**Written exercise**
Without altering anything, repeat each of the records.

-- start of Entries shown --

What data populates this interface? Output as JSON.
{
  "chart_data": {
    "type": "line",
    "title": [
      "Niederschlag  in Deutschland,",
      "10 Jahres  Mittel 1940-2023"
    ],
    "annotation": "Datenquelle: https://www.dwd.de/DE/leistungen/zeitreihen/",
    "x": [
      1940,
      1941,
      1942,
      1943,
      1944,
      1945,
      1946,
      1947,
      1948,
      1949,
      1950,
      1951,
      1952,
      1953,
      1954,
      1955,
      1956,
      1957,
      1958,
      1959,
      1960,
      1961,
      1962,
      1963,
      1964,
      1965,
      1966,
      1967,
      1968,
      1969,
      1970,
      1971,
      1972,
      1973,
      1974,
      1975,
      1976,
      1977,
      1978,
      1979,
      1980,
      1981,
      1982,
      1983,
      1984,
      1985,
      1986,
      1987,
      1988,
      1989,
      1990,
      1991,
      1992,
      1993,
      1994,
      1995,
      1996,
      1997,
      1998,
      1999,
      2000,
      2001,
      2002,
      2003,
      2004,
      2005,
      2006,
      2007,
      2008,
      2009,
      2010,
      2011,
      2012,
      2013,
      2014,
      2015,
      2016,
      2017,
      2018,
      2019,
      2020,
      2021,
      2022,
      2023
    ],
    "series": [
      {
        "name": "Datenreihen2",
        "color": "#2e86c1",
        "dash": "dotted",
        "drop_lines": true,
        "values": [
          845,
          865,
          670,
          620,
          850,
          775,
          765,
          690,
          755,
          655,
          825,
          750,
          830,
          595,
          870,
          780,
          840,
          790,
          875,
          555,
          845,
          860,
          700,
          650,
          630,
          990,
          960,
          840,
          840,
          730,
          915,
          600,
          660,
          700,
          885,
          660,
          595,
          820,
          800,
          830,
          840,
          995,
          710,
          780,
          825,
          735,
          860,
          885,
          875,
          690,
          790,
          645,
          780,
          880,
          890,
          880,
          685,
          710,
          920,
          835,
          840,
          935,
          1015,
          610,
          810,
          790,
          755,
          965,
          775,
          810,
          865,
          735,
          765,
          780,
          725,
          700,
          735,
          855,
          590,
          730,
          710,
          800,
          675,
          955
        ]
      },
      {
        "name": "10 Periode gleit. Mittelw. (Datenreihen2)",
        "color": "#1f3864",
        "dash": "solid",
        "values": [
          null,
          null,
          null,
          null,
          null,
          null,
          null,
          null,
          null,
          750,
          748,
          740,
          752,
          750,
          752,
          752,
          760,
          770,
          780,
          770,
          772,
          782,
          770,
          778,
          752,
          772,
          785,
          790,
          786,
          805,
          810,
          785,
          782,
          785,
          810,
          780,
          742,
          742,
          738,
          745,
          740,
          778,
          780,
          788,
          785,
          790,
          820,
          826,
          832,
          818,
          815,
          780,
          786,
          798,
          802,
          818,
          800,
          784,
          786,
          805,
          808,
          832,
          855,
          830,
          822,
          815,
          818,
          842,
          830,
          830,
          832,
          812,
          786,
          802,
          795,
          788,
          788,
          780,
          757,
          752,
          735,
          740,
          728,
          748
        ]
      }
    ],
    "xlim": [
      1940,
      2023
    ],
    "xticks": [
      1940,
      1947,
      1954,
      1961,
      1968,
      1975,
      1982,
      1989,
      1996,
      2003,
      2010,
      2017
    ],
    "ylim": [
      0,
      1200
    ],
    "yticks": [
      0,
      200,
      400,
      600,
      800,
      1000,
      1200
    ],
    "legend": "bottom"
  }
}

-- end of Entries shown --

**Solved exercise**
What data populates this interface? Output as JSON.
{
  "chart_data": {
    "type": "line",
    "title": [
      "Niederschlag  in Deutschland,",
      "10 Jahres  Mittel 1940-2023"
    ],
    "annotation": "Datenquelle: https://www.dwd.de/DE/leistungen/zeitreihen/",
    "x": [
      1940,
      1941,
      1942,
      1943,
      1944,
      1945,
      1946,
      1947,
      1948,
      1949,
      1950,
      1951,
      1952,
      1953,
      1954,
      1955,
      1956,
      1957,
      1958,
      1959,
      1960,
      1961,
      1962,
      1963,
      1964,
      1965,
      1966,
      1967,
      1968,
      1969,
      1970,
      1971,
      1972,
      1973,
      1974,
      1975,
      1976,
      1977,
      1978,
      1979,
      1980,
      1981,
      1982,
      1983,
      1984,
      1985,
      1986,
      1987,
      1988,
      1989,
      1990,
      1991,
      1992,
      1993,
      1994,
      1995,
      1996,
      1997,
      1998,
      1999,
      2000,
      2001,
      2002,
      2003,
      2004,
      2005,
      2006,
      2007,
      2008,
      2009,
      2010,
      2011,
      2012,
      2013,
      2014,
      2015,
      2016,
      2017,
      2018,
      2019,
      2020,
      2021,
      2022,
      2023
    ],
    "series": [
      {
        "name": "Datenreihen2",
        "color": "#2e86c1",
        "dash": "dotted",
        "drop_lines": true,
        "values": [
          845,
          865,
          670,
          620,
          850,
          775,
          765,
          690,
          755,
          655,
          825,
          750,
          830,
          595,
          870,
          780,
          840,
          790,
          875,
          555,
          845,
          860,
          700,
          650,
          630,
          990,
          960,
          840,
          840,
          730,
          915,
          600,
          660,
          700,
          885,
          660,
          595,
          820,
          800,
          830,
          840,
          995,
          710,
          780,
          825,
          735,
          860,
          885,
          875,
          690,
          790,
          645,
          780,
          880,
          890,
          880,
          685,
          710,
          920,
          835,
          840,
          935,
          1015,
          610,
          810,
          790,
          755,
          965,
          775,
          810,
          865,
          735,
          765,
          780,
          725,
          700,
          735,
          855,
          590,
          730,
          710,
          800,
          675,
          955
        ]
      },
      {
        "name": "10 Periode gleit. Mittelw. (Datenreihen2)",
        "color": "#1f3864",
        "dash": "solid",
        "values": [
          null,
          null,
          null,
          null,
          null,
          null,
          null,
          null,
          null,
          750,
          748,
          740,
          752,
          750,
          752,
          752,
          760,
          770,
          780,
          770,
          772,
          782,
          770,
          778,
          752,
          772,
          785,
          790,
          786,
          805,
          810,
          785,
          782,
          785,
          810,
          780,
          742,
          742,
          738,
          745,
          740,
          778,
          780,
          788,
          785,
          790,
          820,
          826,
          832,
          818,
          815,
          780,
          786,
          798,
          802,
          818,
          800,
          784,
          786,
          805,
          808,
          832,
          855,
          830,
          822,
          815,
          818,
          842,
          830,
          830,
          832,
          812,
          786,
          802,
          795,
          788,
          788,
          780,
          757,
          752,
          735,
          740,
          728,
          748
        ]
      }
    ],
    "xlim": [
      1940,
      2023
    ],
    "xticks": [
      1940,
      1947,
      1954,
      1961,
      1968,
      1975,
      1982,
      1989,
      1996,
      2003,
      2010,
      2017
    ],
    "ylim": [
      0,
      1200
    ],
    "yticks": [
      0,
      200,
      400,
      600,
      800,
      1000,
      1200
    ],
    "legend": "bottom"
  }
}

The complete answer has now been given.